Search the records for "icon". Copy every line where it appears.
[start Data provided]
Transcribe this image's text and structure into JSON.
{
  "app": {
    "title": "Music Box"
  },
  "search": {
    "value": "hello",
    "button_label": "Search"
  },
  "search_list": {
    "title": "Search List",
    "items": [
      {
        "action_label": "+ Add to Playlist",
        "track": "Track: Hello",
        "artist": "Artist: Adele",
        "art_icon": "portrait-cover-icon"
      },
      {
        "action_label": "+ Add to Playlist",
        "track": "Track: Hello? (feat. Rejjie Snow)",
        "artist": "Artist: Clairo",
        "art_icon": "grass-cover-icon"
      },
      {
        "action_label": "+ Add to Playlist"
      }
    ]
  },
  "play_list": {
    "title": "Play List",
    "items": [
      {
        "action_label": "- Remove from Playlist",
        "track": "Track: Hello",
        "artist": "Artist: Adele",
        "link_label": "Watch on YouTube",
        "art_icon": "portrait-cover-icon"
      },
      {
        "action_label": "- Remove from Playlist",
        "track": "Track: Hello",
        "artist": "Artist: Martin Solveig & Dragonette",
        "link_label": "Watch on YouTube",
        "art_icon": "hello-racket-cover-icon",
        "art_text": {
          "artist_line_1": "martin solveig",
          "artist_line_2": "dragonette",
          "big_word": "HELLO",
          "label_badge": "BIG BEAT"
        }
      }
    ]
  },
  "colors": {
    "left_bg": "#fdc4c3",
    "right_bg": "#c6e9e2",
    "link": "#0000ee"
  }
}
[end Data provided]
> Task output:
        "art_icon": "portrait-cover-icon"
        "art_icon": "grass-cover-icon"
        "art_icon": "portrait-cover-icon"
        "art_icon": "hello-racket-cover-icon",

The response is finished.